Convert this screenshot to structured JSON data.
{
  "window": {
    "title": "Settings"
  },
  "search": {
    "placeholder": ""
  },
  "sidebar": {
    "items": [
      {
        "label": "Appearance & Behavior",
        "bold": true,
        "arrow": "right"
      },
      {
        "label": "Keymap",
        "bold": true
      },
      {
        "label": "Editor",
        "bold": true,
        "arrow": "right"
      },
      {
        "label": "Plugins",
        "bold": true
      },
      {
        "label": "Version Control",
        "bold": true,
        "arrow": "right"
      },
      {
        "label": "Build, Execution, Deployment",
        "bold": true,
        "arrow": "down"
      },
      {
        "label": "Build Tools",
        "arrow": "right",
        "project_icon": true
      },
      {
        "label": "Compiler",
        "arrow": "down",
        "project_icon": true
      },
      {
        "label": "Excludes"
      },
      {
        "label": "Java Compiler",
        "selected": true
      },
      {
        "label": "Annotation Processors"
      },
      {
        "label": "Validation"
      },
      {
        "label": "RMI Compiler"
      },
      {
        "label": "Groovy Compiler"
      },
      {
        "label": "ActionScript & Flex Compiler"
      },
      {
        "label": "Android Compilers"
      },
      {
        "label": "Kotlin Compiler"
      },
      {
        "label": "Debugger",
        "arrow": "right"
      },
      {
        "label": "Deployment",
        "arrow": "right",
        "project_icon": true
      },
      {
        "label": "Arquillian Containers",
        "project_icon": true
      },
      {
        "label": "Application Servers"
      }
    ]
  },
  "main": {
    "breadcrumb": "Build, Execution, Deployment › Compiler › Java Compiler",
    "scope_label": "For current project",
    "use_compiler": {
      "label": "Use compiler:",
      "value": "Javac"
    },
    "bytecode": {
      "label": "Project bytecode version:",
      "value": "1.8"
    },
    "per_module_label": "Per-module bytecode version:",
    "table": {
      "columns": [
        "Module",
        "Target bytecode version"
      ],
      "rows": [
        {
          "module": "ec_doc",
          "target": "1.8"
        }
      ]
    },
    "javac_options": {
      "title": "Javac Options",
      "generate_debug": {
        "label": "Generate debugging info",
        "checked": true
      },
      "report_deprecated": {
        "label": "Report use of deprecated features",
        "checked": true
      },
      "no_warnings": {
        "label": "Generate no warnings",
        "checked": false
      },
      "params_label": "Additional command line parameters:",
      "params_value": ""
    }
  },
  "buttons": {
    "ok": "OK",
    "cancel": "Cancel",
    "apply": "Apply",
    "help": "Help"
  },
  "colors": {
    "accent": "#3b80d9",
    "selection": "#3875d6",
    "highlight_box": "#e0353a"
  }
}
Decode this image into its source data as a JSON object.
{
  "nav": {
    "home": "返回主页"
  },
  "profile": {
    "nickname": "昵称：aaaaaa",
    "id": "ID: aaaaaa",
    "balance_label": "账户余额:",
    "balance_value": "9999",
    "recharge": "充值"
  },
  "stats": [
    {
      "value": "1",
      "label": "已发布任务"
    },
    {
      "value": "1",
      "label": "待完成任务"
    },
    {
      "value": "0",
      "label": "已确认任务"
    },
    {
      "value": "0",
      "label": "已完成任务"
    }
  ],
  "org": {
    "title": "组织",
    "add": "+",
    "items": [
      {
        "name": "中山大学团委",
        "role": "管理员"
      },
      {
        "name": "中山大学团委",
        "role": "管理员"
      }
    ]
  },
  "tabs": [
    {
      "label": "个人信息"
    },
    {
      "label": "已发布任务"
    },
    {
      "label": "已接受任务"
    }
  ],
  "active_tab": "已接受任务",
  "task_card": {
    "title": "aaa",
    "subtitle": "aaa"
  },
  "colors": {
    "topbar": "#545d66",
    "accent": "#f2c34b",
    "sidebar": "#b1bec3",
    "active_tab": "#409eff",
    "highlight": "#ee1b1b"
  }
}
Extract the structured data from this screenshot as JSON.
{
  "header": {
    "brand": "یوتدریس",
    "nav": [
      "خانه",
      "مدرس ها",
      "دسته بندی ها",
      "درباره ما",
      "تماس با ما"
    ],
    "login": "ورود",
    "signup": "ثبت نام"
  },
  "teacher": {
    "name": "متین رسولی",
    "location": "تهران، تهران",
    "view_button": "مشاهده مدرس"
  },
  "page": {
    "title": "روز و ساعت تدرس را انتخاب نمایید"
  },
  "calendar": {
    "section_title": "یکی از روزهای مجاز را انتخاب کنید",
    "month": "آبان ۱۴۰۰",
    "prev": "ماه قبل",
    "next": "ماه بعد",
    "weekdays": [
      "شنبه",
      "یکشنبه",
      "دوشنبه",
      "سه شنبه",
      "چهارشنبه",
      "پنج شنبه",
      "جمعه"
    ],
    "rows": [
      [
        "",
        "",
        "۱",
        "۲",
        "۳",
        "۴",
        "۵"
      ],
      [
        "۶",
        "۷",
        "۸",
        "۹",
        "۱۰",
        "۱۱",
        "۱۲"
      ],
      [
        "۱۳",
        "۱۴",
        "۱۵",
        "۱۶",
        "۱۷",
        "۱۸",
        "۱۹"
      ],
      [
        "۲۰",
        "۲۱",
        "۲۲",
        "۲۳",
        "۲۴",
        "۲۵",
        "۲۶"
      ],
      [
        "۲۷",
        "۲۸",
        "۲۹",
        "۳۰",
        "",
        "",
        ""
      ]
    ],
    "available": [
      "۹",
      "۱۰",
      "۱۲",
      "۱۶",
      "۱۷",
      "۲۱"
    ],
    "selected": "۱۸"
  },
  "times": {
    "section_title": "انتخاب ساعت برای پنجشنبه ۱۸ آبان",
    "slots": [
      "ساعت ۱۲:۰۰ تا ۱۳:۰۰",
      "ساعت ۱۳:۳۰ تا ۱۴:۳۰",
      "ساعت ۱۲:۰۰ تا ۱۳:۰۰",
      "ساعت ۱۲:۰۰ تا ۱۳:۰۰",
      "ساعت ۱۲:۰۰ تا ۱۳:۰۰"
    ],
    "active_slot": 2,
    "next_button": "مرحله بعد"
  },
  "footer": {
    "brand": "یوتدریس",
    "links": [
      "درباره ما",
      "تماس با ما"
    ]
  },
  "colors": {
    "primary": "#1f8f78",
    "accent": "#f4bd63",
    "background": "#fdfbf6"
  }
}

▸ Exercise task: Copy out the whole listing exactly; please set it all down.

▸ The reply:
Convert this screenshot to structured JSON data.
{
  "window": {
    "title": "Settings"
  },
  "search": {
    "placeholder": ""
  },
  "sidebar": {
    "items": [
      {
        "label": "Appearance & Behavior",
        "bold": true,
        "arrow": "right"
      },
      {
        "label": "Keymap",
        "bold": true
      },
      {
        "label": "Editor",
        "bold": true,
        "arrow": "right"
      },
      {
        "label": "Plugins",
        "bold": true
      },
      {
        "label": "Version Control",
        "bold": true,
        "arrow": "right"
      },
      {
        "label": "Build, Execution, Deployment",
        "bold": true,
        "arrow": "down"
      },
      {
        "label": "Build Tools",
        "arrow": "right",
        "project_icon": true
      },
      {
        "label": "Compiler",
        "arrow": "down",
        "project_icon": true
      },
      {
        "label": "Excludes"
      },
      {
        "label": "Java Compiler",
        "selected": true
      },
      {
        "label": "Annotation Processors"
      },
      {
        "label": "Validation"
      },
      {
        "label": "RMI Compiler"
      },
      {
        "label": "Groovy Compiler"
      },
      {
        "label": "ActionScript & Flex Compiler"
      },
      {
        "label": "Android Compilers"
      },
      {
        "label": "Kotlin Compiler"
      },
      {
        "label": "Debugger",
        "arrow": "right"
      },
      {
        "label": "Deployment",
        "arrow": "right",
        "project_icon": true
      },
      {
        "label": "Arquillian Containers",
        "project_icon": true
      },
      {
        "label": "Application Servers"
      }
    ]
  },
  "main": {
    "breadcrumb": "Build, Execution, Deployment › Compiler › Java Compiler",
    "scope_label": "For current project",
    "use_compiler": {
      "label": "Use compiler:",
      "value": "Javac"
    },
    "bytecode": {
      "label": "Project bytecode version:",
      "value": "1.8"
    },
    "per_module_label": "Per-module bytecode version:",
    "table": {
      "columns": [
        "Module",
        "Target bytecode version"
      ],
      "rows": [
        {
          "module": "ec_doc",
          "target": "1.8"
        }
      ]
    },
    "javac_options": {
      "title": "Javac Options",
      "generate_debug": {
        "label": "Generate debugging info",
        "checked": true
      },
      "report_deprecated": {
        "label": "Report use of deprecated features",
        "checked": true
      },
      "no_warnings": {
        "label": "Generate no warnings",
        "checked": false
      },
      "params_label": "Additional command line parameters:",
      "params_value": ""
    }
  },
  "buttons": {
    "ok": "OK",
    "cancel": "Cancel",
    "apply": "Apply",
    "help": "Help"
  },
  "colors": {
    "accent": "#3b80d9",
    "selection": "#3875d6",
    "highlight_box": "#e0353a"
  }
}
Decode this image into its source data as a JSON object.
{
  "nav": {
    "home": "返回主页"
  },
  "profile": {
    "nickname": "昵称：aaaaaa",
    "id": "ID: aaaaaa",
    "balance_label": "账户余额:",
    "balance_value": "9999",
    "recharge": "充值"
  },
  "stats": [
    {
      "value": "1",
      "label": "已发布任务"
    },
    {
      "value": "1",
      "label": "待完成任务"
    },
    {
      "value": "0",
      "label": "已确认任务"
    },
    {
      "value": "0",
      "label": "已完成任务"
    }
  ],
  "org": {
    "title": "组织",
    "add": "+",
    "items": [
      {
        "name": "中山大学团委",
        "role": "管理员"
      },
      {
        "name": "中山大学团委",
        "role": "管理员"
      }
    ]
  },
  "tabs": [
    {
      "label": "个人信息"
    },
    {
      "label": "已发布任务"
    },
    {
      "label": "已接受任务"
    }
  ],
  "active_tab": "已接受任务",
  "task_card": {
    "title": "aaa",
    "subtitle": "aaa"
  },
  "colors": {
    "topbar": "#545d66",
    "accent": "#f2c34b",
    "sidebar": "#b1bec3",
    "active_tab": "#409eff",
    "highlight": "#ee1b1b"
  }
}
Extract the structured data from this screenshot as JSON.
{
  "header": {
    "brand": "یوتدریس",
    "nav": [
      "خانه",
      "مدرس ها",
      "دسته بندی ها",
      "درباره ما",
      "تماس با ما"
    ],
    "login": "ورود",
    "signup": "ثبت نام"
  },
  "teacher": {
    "name": "متین رسولی",
    "location": "تهران، تهران",
    "view_button": "مشاهده مدرس"
  },
  "page": {
    "title": "روز و ساعت تدرس را انتخاب نمایید"
  },
  "calendar": {
    "section_title": "یکی از روزهای مجاز را انتخاب کنید",
    "month": "آبان ۱۴۰۰",
    "prev": "ماه قبل",
    "next": "ماه بعد",
    "weekdays": [
      "شنبه",
      "یکشنبه",
      "دوشنبه",
      "سه شنبه",
      "چهارشنبه",
      "پنج شنبه",
      "جمعه"
    ],
    "rows": [
      [
        "",
        "",
        "۱",
        "۲",
        "۳",
        "۴",
        "۵"
      ],
      [
        "۶",
        "۷",
        "۸",
        "۹",
        "۱۰",
        "۱۱",
        "۱۲"
      ],
      [
        "۱۳",
        "۱۴",
        "۱۵",
        "۱۶",
        "۱۷",
        "۱۸",
        "۱۹"
      ],
      [
        "۲۰",
        "۲۱",
        "۲۲",
        "۲۳",
        "۲۴",
        "۲۵",
        "۲۶"
      ],
      [
        "۲۷",
        "۲۸",
        "۲۹",
        "۳۰",
        "",
        "",
        ""
      ]
    ],
    "available": [
      "۹",
      "۱۰",
      "۱۲",
      "۱۶",
      "۱۷",
      "۲۱"
    ],
    "selected": "۱۸"
  },
  "times": {
    "section_title": "انتخاب ساعت برای پنجشنبه ۱۸ آبان",
    "slots": [
      "ساعت ۱۲:۰۰ تا ۱۳:۰۰",
      "ساعت ۱۳:۳۰ تا ۱۴:۳۰",
      "ساعت ۱۲:۰۰ تا ۱۳:۰۰",
      "ساعت ۱۲:۰۰ تا ۱۳:۰۰",
      "ساعت ۱۲:۰۰ تا ۱۳:۰۰"
    ],
    "active_slot": 2,
    "next_button": "مرحله بعد"
  },
  "footer": {
    "brand": "یوتدریس",
    "links": [
      "درباره ما",
      "تماس با ما"
    ]
  },
  "colors": {
    "primary": "#1f8f78",
    "accent": "#f4bd63",
    "background": "#fdfbf6"
  }
}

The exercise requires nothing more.